STATED TASK: Tell how many lines in the data below include the word "root". The answer is the number only.

Items from a data source
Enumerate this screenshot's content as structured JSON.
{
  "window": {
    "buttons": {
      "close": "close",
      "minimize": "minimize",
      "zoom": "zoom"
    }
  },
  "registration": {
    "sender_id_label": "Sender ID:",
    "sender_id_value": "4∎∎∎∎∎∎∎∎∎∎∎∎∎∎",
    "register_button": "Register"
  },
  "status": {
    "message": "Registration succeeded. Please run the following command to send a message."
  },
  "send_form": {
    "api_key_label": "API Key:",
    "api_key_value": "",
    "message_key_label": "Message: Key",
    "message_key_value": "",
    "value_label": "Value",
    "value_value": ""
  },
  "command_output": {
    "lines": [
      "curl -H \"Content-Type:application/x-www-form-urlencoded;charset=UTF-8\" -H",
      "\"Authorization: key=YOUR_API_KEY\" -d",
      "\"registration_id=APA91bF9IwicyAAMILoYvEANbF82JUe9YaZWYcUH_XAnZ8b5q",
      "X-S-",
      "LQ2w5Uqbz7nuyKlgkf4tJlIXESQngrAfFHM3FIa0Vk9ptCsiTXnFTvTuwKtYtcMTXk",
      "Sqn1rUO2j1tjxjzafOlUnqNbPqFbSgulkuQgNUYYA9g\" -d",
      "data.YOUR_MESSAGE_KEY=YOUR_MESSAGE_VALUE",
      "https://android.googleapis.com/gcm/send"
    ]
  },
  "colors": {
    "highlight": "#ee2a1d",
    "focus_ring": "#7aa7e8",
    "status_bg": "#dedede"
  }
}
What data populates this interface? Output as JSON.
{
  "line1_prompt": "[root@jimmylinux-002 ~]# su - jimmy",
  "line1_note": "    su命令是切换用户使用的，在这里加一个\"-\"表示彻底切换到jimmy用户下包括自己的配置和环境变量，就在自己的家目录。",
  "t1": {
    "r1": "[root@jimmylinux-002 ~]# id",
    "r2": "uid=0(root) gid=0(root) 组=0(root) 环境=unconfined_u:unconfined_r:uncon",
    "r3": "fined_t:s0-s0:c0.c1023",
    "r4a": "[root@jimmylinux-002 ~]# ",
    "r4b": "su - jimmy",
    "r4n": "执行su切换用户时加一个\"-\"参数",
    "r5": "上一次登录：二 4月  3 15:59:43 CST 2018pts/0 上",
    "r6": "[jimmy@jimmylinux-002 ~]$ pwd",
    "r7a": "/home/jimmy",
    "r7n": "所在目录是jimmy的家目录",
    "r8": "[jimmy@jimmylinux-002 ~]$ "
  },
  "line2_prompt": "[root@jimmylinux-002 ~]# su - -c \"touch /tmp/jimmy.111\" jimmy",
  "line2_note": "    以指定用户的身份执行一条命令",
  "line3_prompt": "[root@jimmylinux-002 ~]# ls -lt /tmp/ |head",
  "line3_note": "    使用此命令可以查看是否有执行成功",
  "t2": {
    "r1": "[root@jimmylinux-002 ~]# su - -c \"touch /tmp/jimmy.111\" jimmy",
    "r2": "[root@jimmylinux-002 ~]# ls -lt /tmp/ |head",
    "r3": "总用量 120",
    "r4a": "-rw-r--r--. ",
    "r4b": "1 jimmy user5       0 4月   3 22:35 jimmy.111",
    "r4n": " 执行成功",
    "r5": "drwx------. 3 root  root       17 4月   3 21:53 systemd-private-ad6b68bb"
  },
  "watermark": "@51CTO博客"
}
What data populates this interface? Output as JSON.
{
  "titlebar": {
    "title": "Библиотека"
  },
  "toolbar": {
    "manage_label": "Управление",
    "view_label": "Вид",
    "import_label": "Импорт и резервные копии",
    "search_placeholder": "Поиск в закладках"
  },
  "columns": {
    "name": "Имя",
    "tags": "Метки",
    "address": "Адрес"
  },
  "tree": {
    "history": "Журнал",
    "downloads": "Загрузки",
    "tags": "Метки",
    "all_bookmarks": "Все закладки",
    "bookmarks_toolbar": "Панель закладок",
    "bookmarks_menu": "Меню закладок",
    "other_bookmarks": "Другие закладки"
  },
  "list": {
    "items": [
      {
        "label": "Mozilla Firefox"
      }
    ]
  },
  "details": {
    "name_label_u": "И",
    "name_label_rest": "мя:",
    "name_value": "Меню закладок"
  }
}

CORRECT RESULT: 9